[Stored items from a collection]
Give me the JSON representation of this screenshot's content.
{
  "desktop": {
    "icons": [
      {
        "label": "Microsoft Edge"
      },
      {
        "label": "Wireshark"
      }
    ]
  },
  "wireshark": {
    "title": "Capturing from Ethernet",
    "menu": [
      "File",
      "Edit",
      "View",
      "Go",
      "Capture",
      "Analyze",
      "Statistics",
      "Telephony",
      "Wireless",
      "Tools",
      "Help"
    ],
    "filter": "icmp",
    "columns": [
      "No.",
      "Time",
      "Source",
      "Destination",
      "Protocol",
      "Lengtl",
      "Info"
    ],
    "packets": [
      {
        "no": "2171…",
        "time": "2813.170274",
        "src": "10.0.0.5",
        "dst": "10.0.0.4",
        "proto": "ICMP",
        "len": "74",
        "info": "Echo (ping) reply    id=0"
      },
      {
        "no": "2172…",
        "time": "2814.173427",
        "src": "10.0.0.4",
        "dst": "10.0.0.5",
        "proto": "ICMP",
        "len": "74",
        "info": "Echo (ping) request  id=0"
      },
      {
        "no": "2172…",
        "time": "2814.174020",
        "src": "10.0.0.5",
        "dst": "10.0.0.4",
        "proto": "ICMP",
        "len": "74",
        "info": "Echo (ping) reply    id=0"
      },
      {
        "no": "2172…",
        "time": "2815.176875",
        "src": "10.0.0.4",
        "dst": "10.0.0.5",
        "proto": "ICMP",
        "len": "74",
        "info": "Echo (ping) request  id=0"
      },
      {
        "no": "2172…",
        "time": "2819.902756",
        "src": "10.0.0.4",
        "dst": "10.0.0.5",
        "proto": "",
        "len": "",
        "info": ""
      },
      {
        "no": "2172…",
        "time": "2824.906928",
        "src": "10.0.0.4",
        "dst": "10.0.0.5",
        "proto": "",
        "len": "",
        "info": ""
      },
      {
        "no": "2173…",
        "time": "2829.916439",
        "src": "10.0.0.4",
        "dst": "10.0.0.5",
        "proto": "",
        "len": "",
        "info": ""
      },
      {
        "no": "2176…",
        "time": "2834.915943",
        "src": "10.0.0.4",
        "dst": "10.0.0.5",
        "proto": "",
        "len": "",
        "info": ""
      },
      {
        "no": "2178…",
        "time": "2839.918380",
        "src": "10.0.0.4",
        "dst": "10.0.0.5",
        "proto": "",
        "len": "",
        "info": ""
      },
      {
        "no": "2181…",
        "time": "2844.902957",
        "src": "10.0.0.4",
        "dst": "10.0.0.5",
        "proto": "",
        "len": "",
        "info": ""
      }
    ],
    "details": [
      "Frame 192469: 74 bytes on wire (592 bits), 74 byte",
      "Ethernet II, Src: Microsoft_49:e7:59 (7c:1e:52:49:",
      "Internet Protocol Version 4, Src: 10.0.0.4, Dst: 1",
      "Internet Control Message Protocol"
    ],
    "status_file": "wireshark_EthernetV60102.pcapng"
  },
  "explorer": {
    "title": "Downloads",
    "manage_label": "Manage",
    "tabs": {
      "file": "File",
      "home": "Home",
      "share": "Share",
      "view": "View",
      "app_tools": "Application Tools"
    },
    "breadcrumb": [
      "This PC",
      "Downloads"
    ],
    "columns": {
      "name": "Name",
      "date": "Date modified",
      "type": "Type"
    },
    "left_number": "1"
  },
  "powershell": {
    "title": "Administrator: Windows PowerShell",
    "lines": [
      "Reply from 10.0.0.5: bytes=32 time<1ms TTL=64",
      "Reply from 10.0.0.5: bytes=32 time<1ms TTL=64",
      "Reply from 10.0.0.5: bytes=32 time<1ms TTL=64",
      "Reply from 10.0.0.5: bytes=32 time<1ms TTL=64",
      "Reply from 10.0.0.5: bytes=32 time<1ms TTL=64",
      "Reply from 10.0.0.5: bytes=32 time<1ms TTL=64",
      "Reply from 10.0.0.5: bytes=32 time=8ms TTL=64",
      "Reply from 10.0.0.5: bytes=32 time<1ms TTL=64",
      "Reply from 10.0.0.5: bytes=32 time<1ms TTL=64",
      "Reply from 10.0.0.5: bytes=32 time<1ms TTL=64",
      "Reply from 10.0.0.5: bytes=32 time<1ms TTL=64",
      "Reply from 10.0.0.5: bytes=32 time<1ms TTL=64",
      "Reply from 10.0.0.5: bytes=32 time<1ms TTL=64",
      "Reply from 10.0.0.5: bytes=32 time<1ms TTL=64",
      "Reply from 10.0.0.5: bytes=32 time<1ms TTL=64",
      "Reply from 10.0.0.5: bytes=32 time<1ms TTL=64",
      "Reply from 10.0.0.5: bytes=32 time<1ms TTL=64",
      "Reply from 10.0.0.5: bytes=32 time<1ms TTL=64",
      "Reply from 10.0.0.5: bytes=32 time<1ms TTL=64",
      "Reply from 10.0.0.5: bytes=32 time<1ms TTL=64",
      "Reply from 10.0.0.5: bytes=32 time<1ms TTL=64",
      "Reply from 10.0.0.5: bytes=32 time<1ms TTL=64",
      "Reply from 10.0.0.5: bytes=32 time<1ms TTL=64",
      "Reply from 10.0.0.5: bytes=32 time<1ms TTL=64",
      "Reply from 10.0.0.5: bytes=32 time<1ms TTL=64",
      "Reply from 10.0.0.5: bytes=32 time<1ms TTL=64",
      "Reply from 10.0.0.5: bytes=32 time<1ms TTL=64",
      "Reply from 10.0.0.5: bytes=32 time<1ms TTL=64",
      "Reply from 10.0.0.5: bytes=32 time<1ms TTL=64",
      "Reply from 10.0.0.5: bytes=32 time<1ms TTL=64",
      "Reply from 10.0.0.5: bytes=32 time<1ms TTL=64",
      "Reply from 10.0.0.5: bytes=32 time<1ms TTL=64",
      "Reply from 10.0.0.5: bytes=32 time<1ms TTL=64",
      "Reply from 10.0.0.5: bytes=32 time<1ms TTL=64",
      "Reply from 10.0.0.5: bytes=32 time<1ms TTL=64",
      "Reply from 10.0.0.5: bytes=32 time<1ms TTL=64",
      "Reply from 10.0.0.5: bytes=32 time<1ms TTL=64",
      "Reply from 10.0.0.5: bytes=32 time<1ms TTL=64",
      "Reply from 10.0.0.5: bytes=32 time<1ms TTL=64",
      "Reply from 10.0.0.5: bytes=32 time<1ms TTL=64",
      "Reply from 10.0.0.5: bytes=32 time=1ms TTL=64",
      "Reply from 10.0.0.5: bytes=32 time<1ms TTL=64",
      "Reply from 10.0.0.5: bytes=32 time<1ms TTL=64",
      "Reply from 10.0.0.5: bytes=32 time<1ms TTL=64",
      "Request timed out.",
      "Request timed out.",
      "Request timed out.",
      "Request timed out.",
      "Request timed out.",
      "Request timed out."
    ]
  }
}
--
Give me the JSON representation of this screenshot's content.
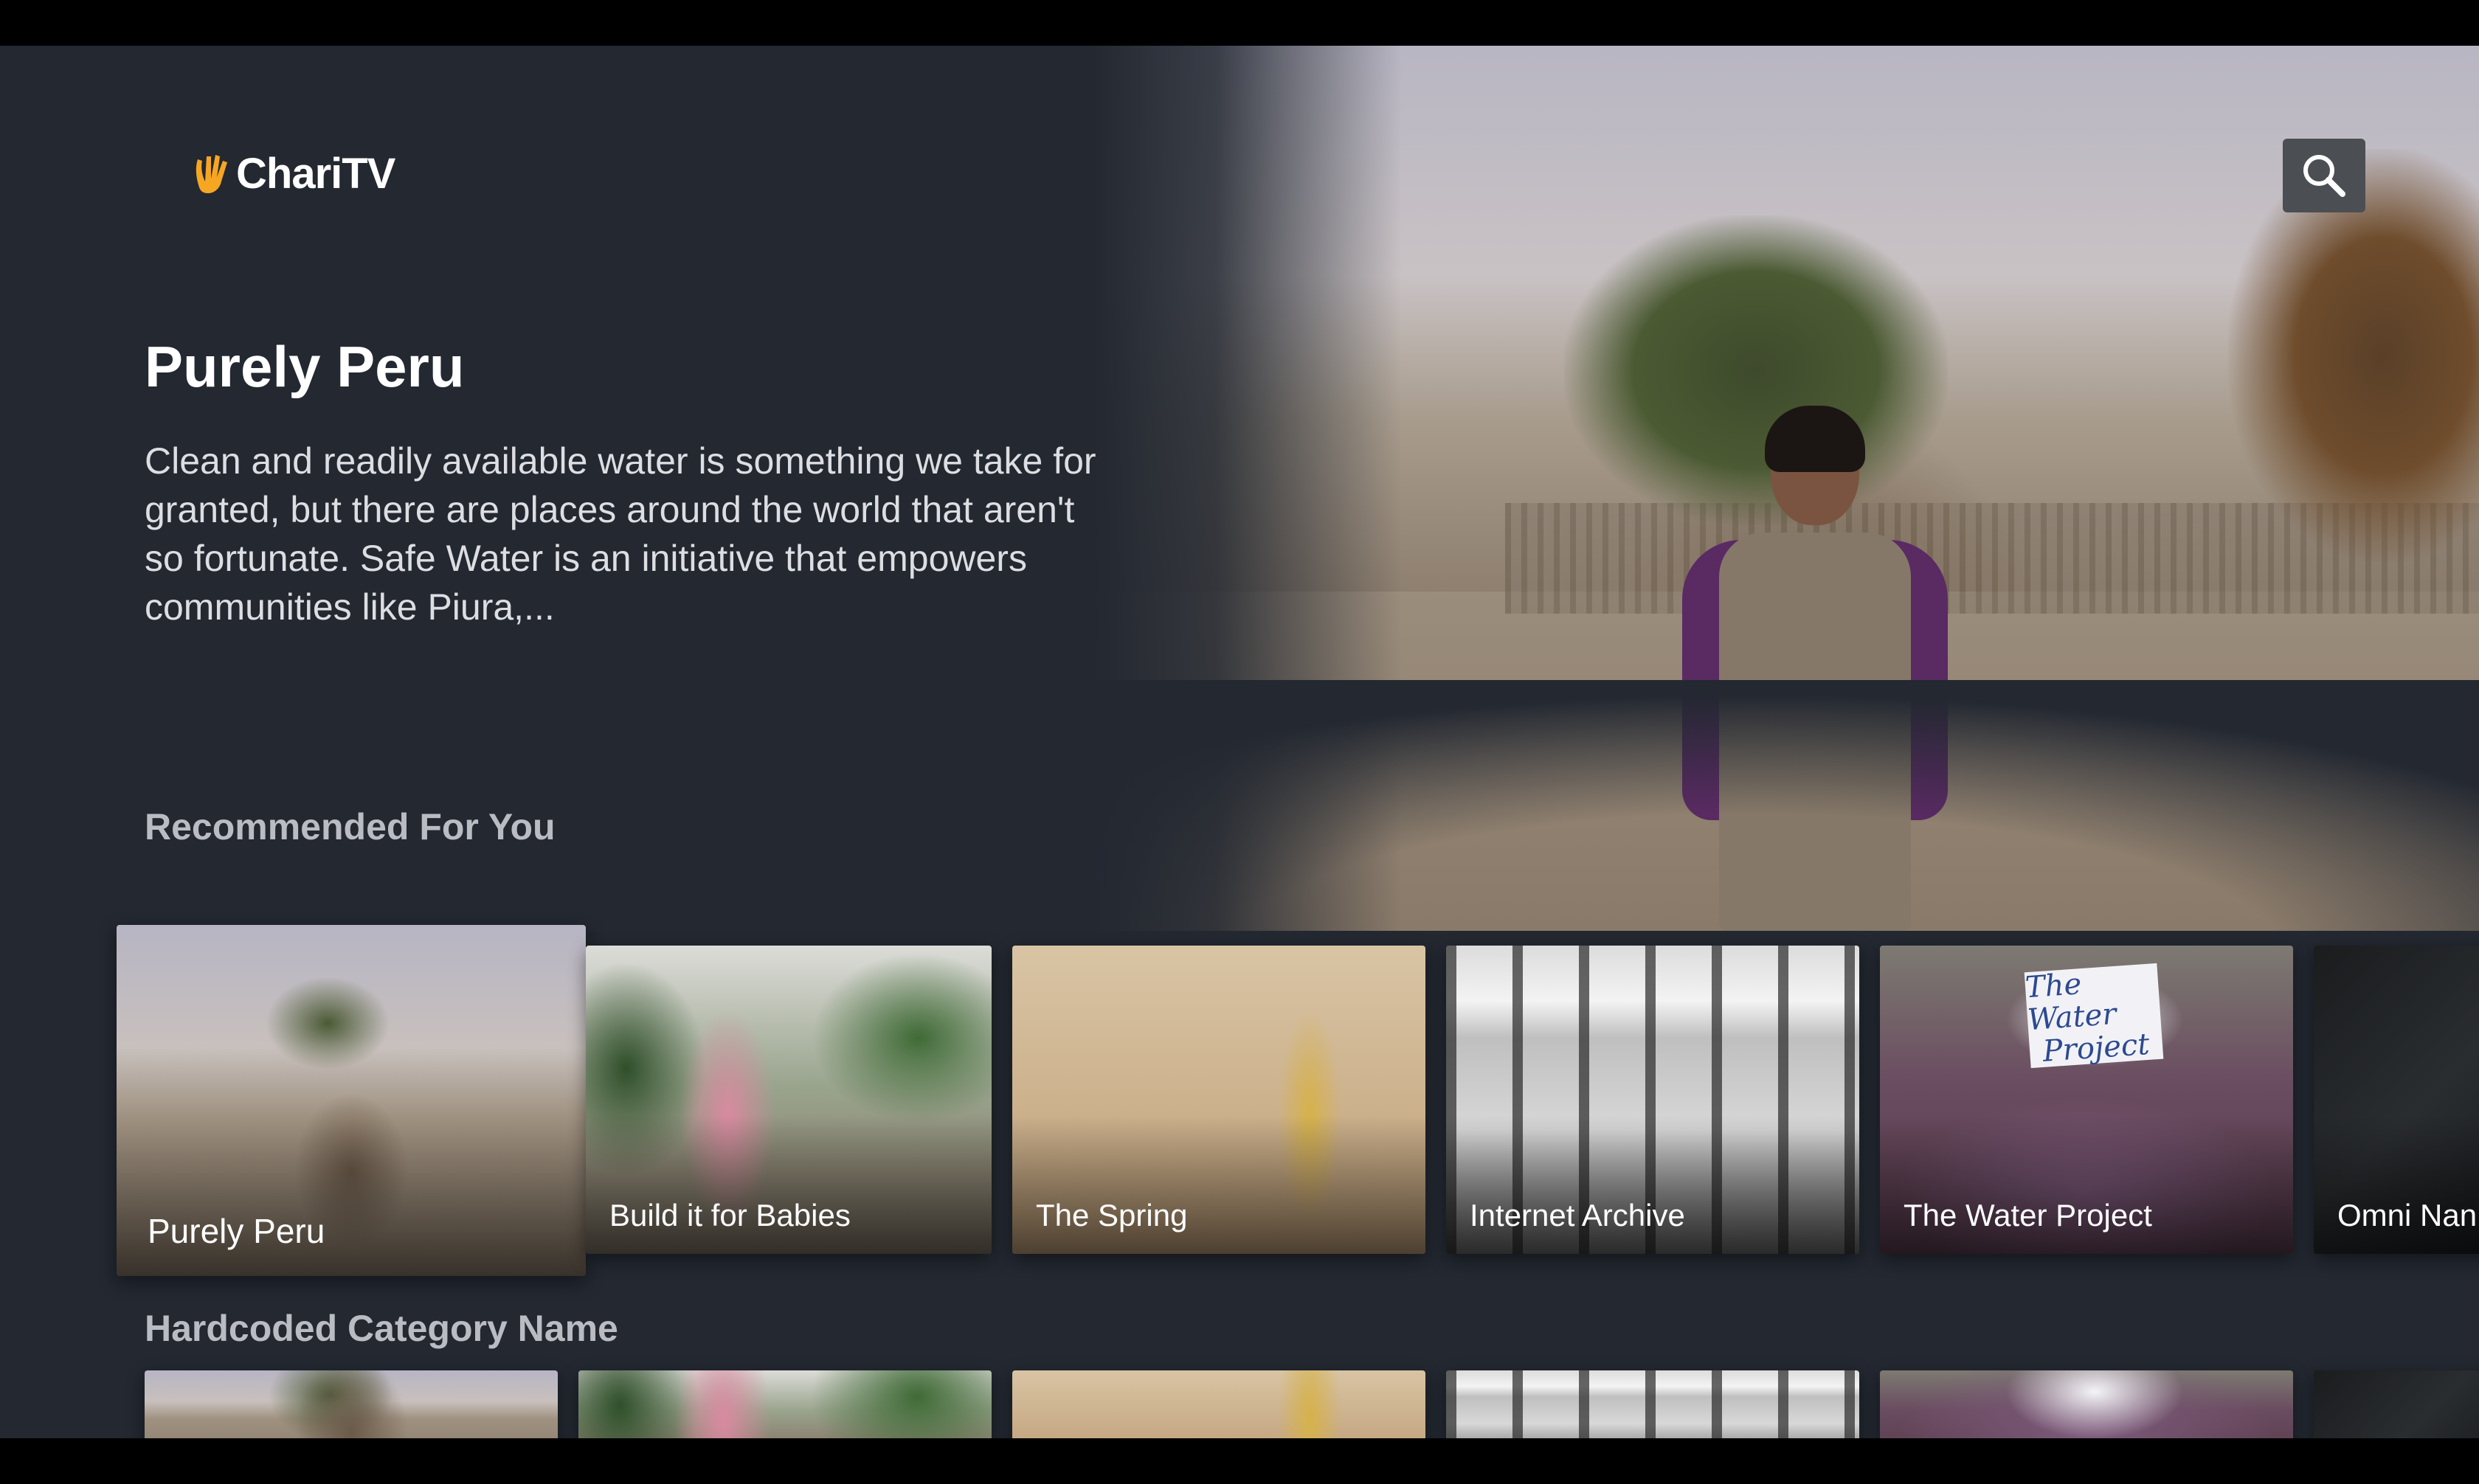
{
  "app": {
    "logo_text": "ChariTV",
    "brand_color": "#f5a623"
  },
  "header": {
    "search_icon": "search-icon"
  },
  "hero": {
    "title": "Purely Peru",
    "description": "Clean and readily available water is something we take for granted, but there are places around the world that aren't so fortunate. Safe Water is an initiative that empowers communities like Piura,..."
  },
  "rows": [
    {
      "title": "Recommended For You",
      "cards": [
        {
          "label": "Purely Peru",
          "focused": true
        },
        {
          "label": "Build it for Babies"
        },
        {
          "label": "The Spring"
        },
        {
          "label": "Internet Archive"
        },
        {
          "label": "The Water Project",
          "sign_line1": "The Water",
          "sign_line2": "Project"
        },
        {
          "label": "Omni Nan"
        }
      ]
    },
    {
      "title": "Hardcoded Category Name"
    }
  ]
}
---
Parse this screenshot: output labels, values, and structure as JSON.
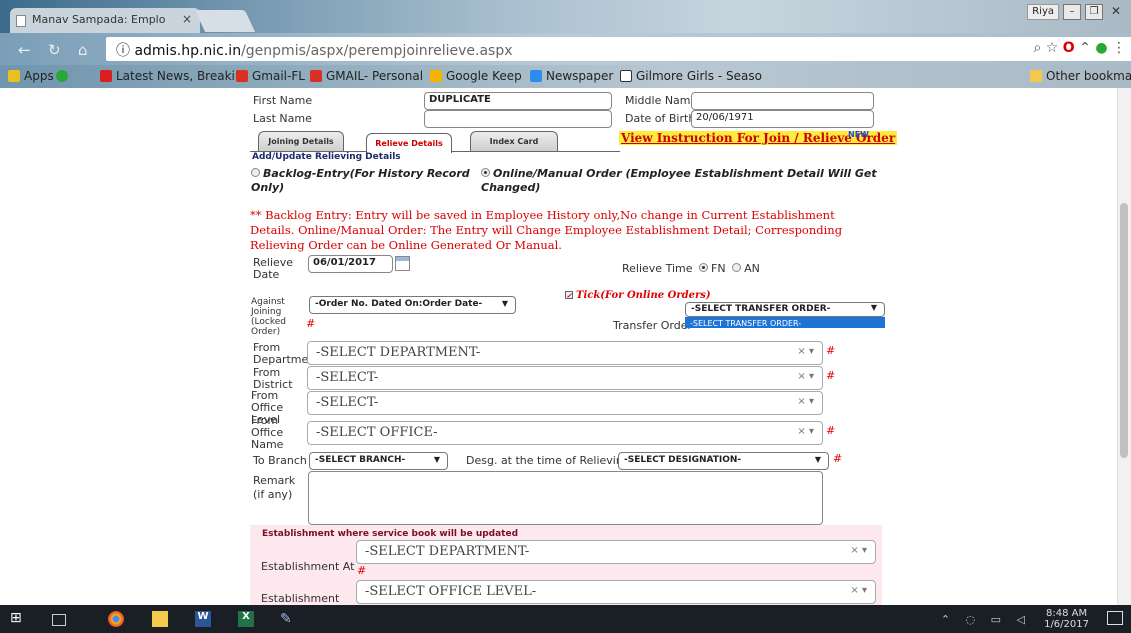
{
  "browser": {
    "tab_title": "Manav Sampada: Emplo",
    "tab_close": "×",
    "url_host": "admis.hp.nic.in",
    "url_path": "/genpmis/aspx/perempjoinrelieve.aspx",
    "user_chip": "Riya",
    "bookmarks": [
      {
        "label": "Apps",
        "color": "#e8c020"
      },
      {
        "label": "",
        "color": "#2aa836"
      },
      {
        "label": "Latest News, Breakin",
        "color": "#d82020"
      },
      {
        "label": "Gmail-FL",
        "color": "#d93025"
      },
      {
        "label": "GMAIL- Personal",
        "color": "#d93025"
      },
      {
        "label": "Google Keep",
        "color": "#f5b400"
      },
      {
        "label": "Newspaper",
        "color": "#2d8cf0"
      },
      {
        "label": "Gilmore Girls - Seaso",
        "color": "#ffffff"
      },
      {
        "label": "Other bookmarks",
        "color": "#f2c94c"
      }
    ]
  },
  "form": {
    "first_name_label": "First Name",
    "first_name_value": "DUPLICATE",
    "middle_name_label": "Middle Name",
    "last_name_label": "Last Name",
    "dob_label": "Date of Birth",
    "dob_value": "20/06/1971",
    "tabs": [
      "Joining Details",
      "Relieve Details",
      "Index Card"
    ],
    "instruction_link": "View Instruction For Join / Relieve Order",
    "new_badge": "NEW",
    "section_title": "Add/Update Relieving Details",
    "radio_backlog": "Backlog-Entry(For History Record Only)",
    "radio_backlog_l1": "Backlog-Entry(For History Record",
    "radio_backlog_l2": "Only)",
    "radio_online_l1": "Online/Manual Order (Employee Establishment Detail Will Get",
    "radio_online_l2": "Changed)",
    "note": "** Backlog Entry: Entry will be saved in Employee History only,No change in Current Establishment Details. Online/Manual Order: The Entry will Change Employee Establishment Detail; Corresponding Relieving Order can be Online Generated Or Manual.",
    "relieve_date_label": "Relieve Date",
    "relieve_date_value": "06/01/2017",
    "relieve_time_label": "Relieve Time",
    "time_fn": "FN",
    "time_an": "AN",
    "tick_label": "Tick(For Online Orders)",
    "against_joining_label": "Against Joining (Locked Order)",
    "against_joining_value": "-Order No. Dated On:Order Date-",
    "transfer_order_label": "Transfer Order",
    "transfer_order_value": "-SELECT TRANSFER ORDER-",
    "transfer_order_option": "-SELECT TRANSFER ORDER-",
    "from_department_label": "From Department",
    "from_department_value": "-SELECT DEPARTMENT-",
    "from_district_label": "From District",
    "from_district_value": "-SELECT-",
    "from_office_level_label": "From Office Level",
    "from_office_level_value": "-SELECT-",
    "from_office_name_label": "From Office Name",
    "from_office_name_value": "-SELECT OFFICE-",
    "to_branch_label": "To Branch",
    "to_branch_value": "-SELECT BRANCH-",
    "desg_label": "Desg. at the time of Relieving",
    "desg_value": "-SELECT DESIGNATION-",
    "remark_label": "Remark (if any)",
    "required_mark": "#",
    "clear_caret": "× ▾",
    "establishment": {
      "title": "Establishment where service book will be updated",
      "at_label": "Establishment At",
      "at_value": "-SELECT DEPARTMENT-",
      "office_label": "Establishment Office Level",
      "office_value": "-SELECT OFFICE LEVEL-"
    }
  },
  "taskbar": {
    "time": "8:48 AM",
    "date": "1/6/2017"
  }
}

* **The task**
Copy each line in the data that holds the word "Record".

* **Answer**
    "radio_backlog": "Backlog-Entry(For History Record Only)",
    "radio_backlog_l1": "Backlog-Entry(For History Record",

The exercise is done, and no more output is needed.